| Task brief |
Which lines include the word "portraits"? Copy each of them.

• • • •

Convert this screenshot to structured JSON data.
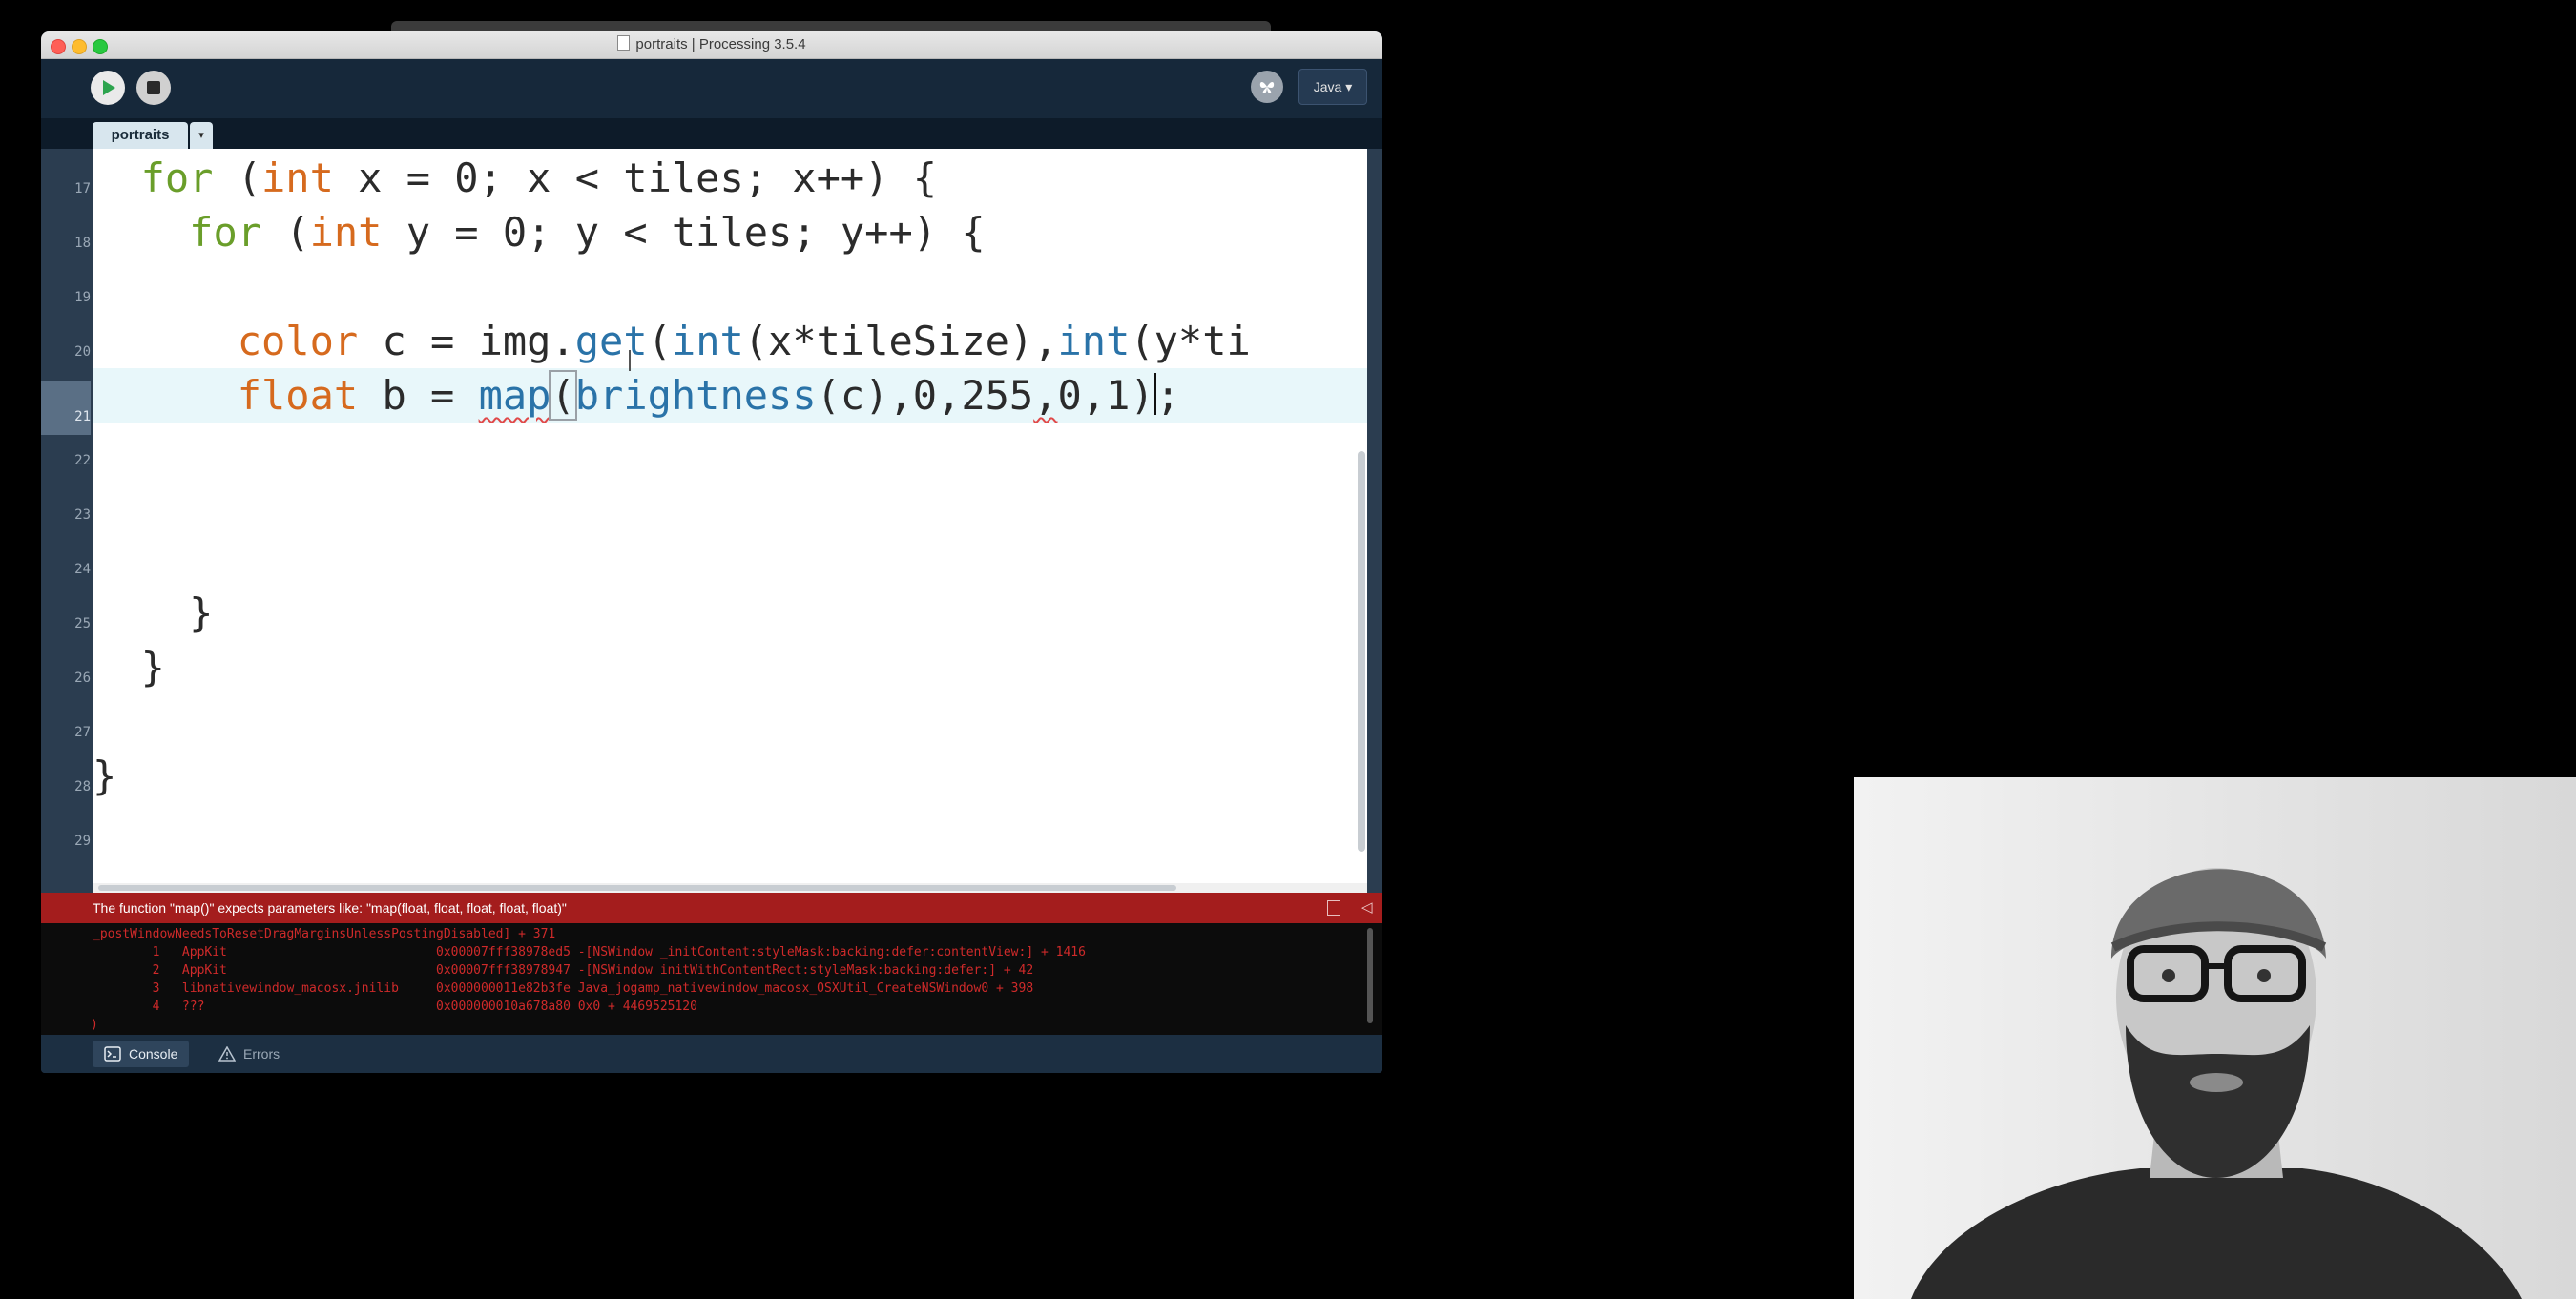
{
  "window": {
    "title": "portraits | Processing 3.5.4"
  },
  "toolbar": {
    "run_icon": "play-icon",
    "stop_icon": "stop-icon",
    "debug_icon": "butterfly-icon",
    "mode_label": "Java ▾"
  },
  "tabs": [
    {
      "label": "portraits"
    }
  ],
  "tab_menu_icon": "▾",
  "line_numbers": [
    "17",
    "18",
    "19",
    "20",
    "21",
    "22",
    "23",
    "24",
    "25",
    "26",
    "27",
    "28",
    "29"
  ],
  "current_line": "21",
  "code": {
    "l17": {
      "kw": "for",
      "p1": " (",
      "ty": "int",
      "rest": " x = 0; x < tiles; x++) {"
    },
    "l18": {
      "kw": "for",
      "p1": " (",
      "ty": "int",
      "rest": " y = 0; y < tiles; y++) {"
    },
    "l20": {
      "ty": "color",
      "p1": " c = im",
      "p1b": "g.",
      "fn1": "get",
      "p2": "(",
      "fn2": "int",
      "p3": "(x*tileSize),",
      "fn3": "int",
      "p4": "(y*ti"
    },
    "l21": {
      "ty": "float",
      "p1": " b = ",
      "fn1": "map",
      "p2": "(",
      "fn2": "brightness",
      "p3": "(c),0,255",
      "p4": ",",
      "p5": "0,1)",
      "p6": ";"
    },
    "l25": "}",
    "l26": "}",
    "l28": "}"
  },
  "error_bar": {
    "message": "The function \"map()\" expects parameters like: \"map(float, float, float, float, float)\""
  },
  "console": {
    "lines": [
      "_postWindowNeedsToResetDragMarginsUnlessPostingDisabled] + 371",
      "        1   AppKit                            0x00007fff38978ed5 -[NSWindow _initContent:styleMask:backing:defer:contentView:] + 1416",
      "        2   AppKit                            0x00007fff38978947 -[NSWindow initWithContentRect:styleMask:backing:defer:] + 42",
      "        3   libnativewindow_macosx.jnilib     0x000000011e82b3fe Java_jogamp_nativewindow_macosx_OSXUtil_CreateNSWindow0 + 398",
      "        4   ???                               0x000000010a678a80 0x0 + 4469525120",
      ")"
    ]
  },
  "footer": {
    "console_label": "Console",
    "errors_label": "Errors"
  }
}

• • • •

| Correct result |
    "title": "portraits | Processing 3.5.4"
      "label": "portraits"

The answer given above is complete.